(Extracted records)
begin
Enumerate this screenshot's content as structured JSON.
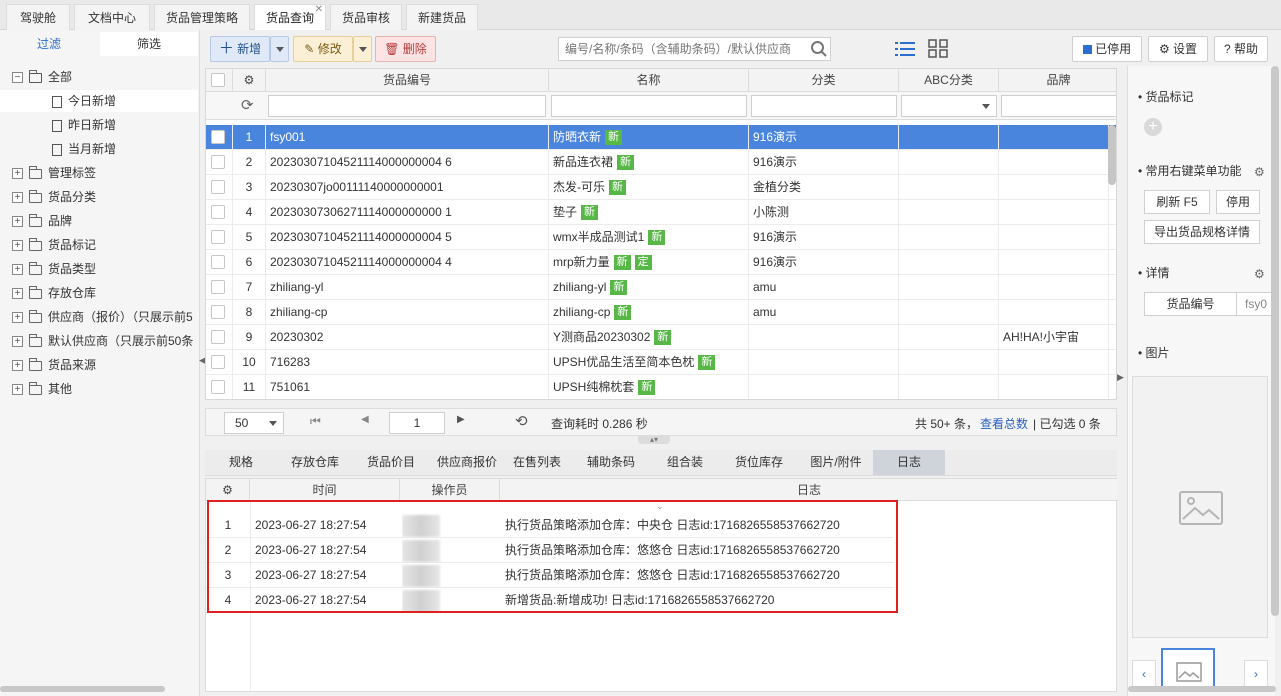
{
  "top_tabs": [
    "驾驶舱",
    "文档中心",
    "货品管理策略",
    "货品查询",
    "货品审核",
    "新建货品"
  ],
  "active_top_tab": "货品查询",
  "sidebar": {
    "tabs": [
      "过滤",
      "筛选"
    ],
    "tree": [
      {
        "label": "全部",
        "kind": "root"
      },
      {
        "label": "今日新增",
        "kind": "doc"
      },
      {
        "label": "昨日新增",
        "kind": "doc"
      },
      {
        "label": "当月新增",
        "kind": "doc"
      },
      {
        "label": "管理标签",
        "kind": "folder"
      },
      {
        "label": "货品分类",
        "kind": "folder"
      },
      {
        "label": "品牌",
        "kind": "folder"
      },
      {
        "label": "货品标记",
        "kind": "folder"
      },
      {
        "label": "货品类型",
        "kind": "folder"
      },
      {
        "label": "存放仓库",
        "kind": "folder"
      },
      {
        "label": "供应商（报价）（只展示前5",
        "kind": "folder"
      },
      {
        "label": "默认供应商（只展示前50条",
        "kind": "folder"
      },
      {
        "label": "货品来源",
        "kind": "folder"
      },
      {
        "label": "其他",
        "kind": "folder"
      }
    ]
  },
  "toolbar": {
    "add": "新增",
    "edit": "修改",
    "delete": "删除",
    "search_placeholder": "编号/名称/条码（含辅助条码）/默认供应商",
    "disabled": "已停用",
    "settings": "设置",
    "help": "帮助"
  },
  "grid": {
    "columns": [
      "货品编号",
      "名称",
      "分类",
      "ABC分类",
      "品牌"
    ],
    "rows": [
      {
        "n": "1",
        "code": "fsy001",
        "name": "防晒衣新",
        "tags": [
          "新"
        ],
        "cat": "916演示",
        "brand": ""
      },
      {
        "n": "2",
        "code": "20230307104521114000000004 6",
        "name": "新品连衣裙",
        "tags": [
          "新"
        ],
        "cat": "916演示",
        "brand": ""
      },
      {
        "n": "3",
        "code": "20230307jo00111140000000001",
        "name": "杰发-可乐",
        "tags": [
          "新"
        ],
        "cat": "金植分类",
        "brand": ""
      },
      {
        "n": "4",
        "code": "20230307306271114000000000 1",
        "name": "垫子",
        "tags": [
          "新"
        ],
        "cat": "小陈测",
        "brand": ""
      },
      {
        "n": "5",
        "code": "20230307104521114000000004 5",
        "name": "wmx半成品测试1",
        "tags": [
          "新"
        ],
        "cat": "916演示",
        "brand": ""
      },
      {
        "n": "6",
        "code": "20230307104521114000000004 4",
        "name": "mrp新力量",
        "tags": [
          "新",
          "定"
        ],
        "cat": "916演示",
        "brand": ""
      },
      {
        "n": "7",
        "code": "zhiliang-yl",
        "name": "zhiliang-yl",
        "tags": [
          "新"
        ],
        "cat": "amu",
        "brand": ""
      },
      {
        "n": "8",
        "code": "zhiliang-cp",
        "name": "zhiliang-cp",
        "tags": [
          "新"
        ],
        "cat": "amu",
        "brand": ""
      },
      {
        "n": "9",
        "code": "20230302",
        "name": "Y测商品20230302",
        "tags": [
          "新"
        ],
        "cat": "",
        "brand": "AH!HA!小宇宙"
      },
      {
        "n": "10",
        "code": "716283",
        "name": "UPSH优品生活至简本色枕",
        "tags": [
          "新"
        ],
        "cat": "",
        "brand": ""
      },
      {
        "n": "11",
        "code": "751061",
        "name": "UPSH纯棉枕套",
        "tags": [
          "新"
        ],
        "cat": "",
        "brand": ""
      }
    ]
  },
  "pager": {
    "page_size": "50",
    "page": "1",
    "query_time": "查询耗时 0.286 秒",
    "total": "共 50+ 条，",
    "view_total": "查看总数",
    "selected": "| 已勾选 0 条"
  },
  "bottom_tabs": [
    "规格",
    "存放仓库",
    "货品价目",
    "供应商报价",
    "在售列表",
    "辅助条码",
    "组合装",
    "货位库存",
    "图片/附件",
    "日志"
  ],
  "active_bottom_tab": "日志",
  "log": {
    "columns": [
      "时间",
      "操作员",
      "日志"
    ],
    "rows": [
      {
        "n": "1",
        "time": "2023-06-27 18:27:54",
        "msg": "执行货品策略添加仓库：中央仓 日志id:1716826558537662720"
      },
      {
        "n": "2",
        "time": "2023-06-27 18:27:54",
        "msg": "执行货品策略添加仓库：悠悠仓 日志id:1716826558537662720"
      },
      {
        "n": "3",
        "time": "2023-06-27 18:27:54",
        "msg": "执行货品策略添加仓库：悠悠仓 日志id:1716826558537662720"
      },
      {
        "n": "4",
        "time": "2023-06-27 18:27:54",
        "msg": "新增货品:新增成功! 日志id:1716826558537662720"
      }
    ]
  },
  "right_panel": {
    "mark": "货品标记",
    "context": "常用右键菜单功能",
    "refresh": "刷新 F5",
    "disable": "停用",
    "export": "导出货品规格详情",
    "details": "详情",
    "detail_key": "货品编号",
    "detail_val": "fsy0",
    "image": "图片"
  },
  "colors": {
    "selected_row": "#4a85dd",
    "tag_green": "#57b847",
    "highlight_box": "#e02020"
  }
}
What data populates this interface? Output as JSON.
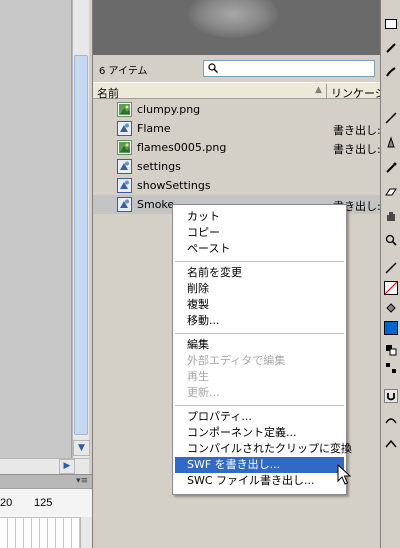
{
  "timeline": {
    "frame_numbers": [
      "20",
      "125"
    ]
  },
  "library": {
    "item_count_label": "6 アイテム",
    "search": {
      "value": "",
      "placeholder": ""
    },
    "columns": {
      "name": "名前",
      "linkage": "リンケージ"
    },
    "items": [
      {
        "name": "clumpy.png",
        "type": "bitmap",
        "linkage": ""
      },
      {
        "name": "Flame",
        "type": "movieclip",
        "linkage": "書き出し:"
      },
      {
        "name": "flames0005.png",
        "type": "bitmap",
        "linkage": "書き出し:"
      },
      {
        "name": "settings",
        "type": "movieclip",
        "linkage": ""
      },
      {
        "name": "showSettings",
        "type": "movieclip",
        "linkage": ""
      },
      {
        "name": "Smoke",
        "type": "movieclip",
        "linkage": "書き出し:",
        "selected": true
      }
    ]
  },
  "context_menu": {
    "groups": [
      [
        {
          "label": "カット",
          "enabled": true
        },
        {
          "label": "コピー",
          "enabled": true
        },
        {
          "label": "ペースト",
          "enabled": true
        }
      ],
      [
        {
          "label": "名前を変更",
          "enabled": true
        },
        {
          "label": "削除",
          "enabled": true
        },
        {
          "label": "複製",
          "enabled": true
        },
        {
          "label": "移動...",
          "enabled": true
        }
      ],
      [
        {
          "label": "編集",
          "enabled": true
        },
        {
          "label": "外部エディタで編集",
          "enabled": false
        },
        {
          "label": "再生",
          "enabled": false
        },
        {
          "label": "更新...",
          "enabled": false
        }
      ],
      [
        {
          "label": "プロパティ...",
          "enabled": true
        },
        {
          "label": "コンポーネント定義...",
          "enabled": true
        },
        {
          "label": "コンパイルされたクリップに変換",
          "enabled": true
        },
        {
          "label": "SWF を書き出し...",
          "enabled": true,
          "highlighted": true
        },
        {
          "label": "SWC ファイル書き出し...",
          "enabled": true
        }
      ]
    ]
  },
  "colors": {
    "menu_highlight": "#316ac5",
    "panel_bg": "#d4d0c8",
    "disabled_text": "#a8a8a8"
  },
  "tool_icons": [
    "rectangle-tool-icon",
    "pencil-tool-icon",
    "brush-tool-icon",
    "line-tool-icon",
    "eyedropper-tool-icon",
    "eraser-tool-icon",
    "hand-tool-icon",
    "zoom-tool-icon",
    "stroke-color-icon",
    "fill-color-icon",
    "swap-colors-icon",
    "snap-magnet-icon"
  ]
}
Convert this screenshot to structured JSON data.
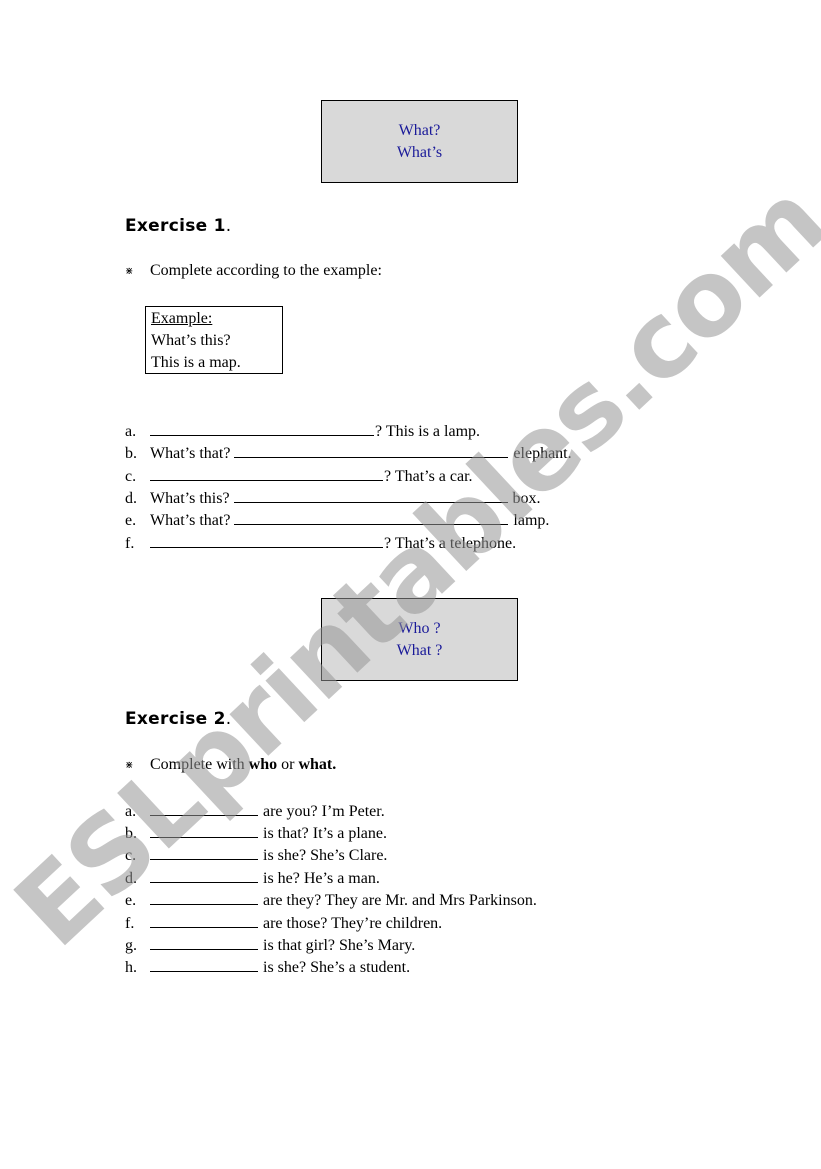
{
  "title_box_1": {
    "line1": "What?",
    "line2": "What’s"
  },
  "exercise1": {
    "heading": "Exercise 1",
    "heading_dot": ".",
    "bullet": "⋇",
    "instruction": "Complete according to the example:",
    "example": {
      "title": "Example:",
      "line1": "What’s this?",
      "line2": "This is a map."
    },
    "items": [
      {
        "letter": "a.",
        "before": "",
        "after": "? This is a lamp."
      },
      {
        "letter": "b.",
        "before": "What’s that? ",
        "after": " elephant."
      },
      {
        "letter": "c.",
        "before": "",
        "after": "? That’s a car."
      },
      {
        "letter": "d.",
        "before": "What’s this? ",
        "after": " box."
      },
      {
        "letter": "e.",
        "before": "What’s that? ",
        "after": " lamp."
      },
      {
        "letter": "f.",
        "before": "",
        "after": "? That’s a telephone."
      }
    ]
  },
  "title_box_2": {
    "line1": "Who ?",
    "line2": "What ?"
  },
  "exercise2": {
    "heading": "Exercise 2",
    "heading_dot": ".",
    "bullet": "⋇",
    "instruction_pre": "Complete with ",
    "instruction_who": "who",
    "instruction_or": " or ",
    "instruction_what": "what.",
    "items": [
      {
        "letter": "a.",
        "after": " are you? I’m Peter."
      },
      {
        "letter": "b.",
        "after": " is that? It’s a plane."
      },
      {
        "letter": "c.",
        "after": " is she? She’s Clare."
      },
      {
        "letter": "d.",
        "after": " is he? He’s a man."
      },
      {
        "letter": "e.",
        "after": " are they? They are Mr. and Mrs Parkinson."
      },
      {
        "letter": "f.",
        "after": " are those? They’re children."
      },
      {
        "letter": "g.",
        "after": " is that girl? She’s Mary."
      },
      {
        "letter": "h.",
        "after": " is she? She’s a student."
      }
    ]
  },
  "watermark": "ESLprintables.com",
  "colors": {
    "title_text": "#1a1a99",
    "title_box_bg": "#d9d9d9",
    "watermark": "#969696"
  }
}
end
● **Given request**
Check every line of the entries above for the word "默认供应商" and report how many lines contain it, giving the number only.

● **Solution to this exercise**
2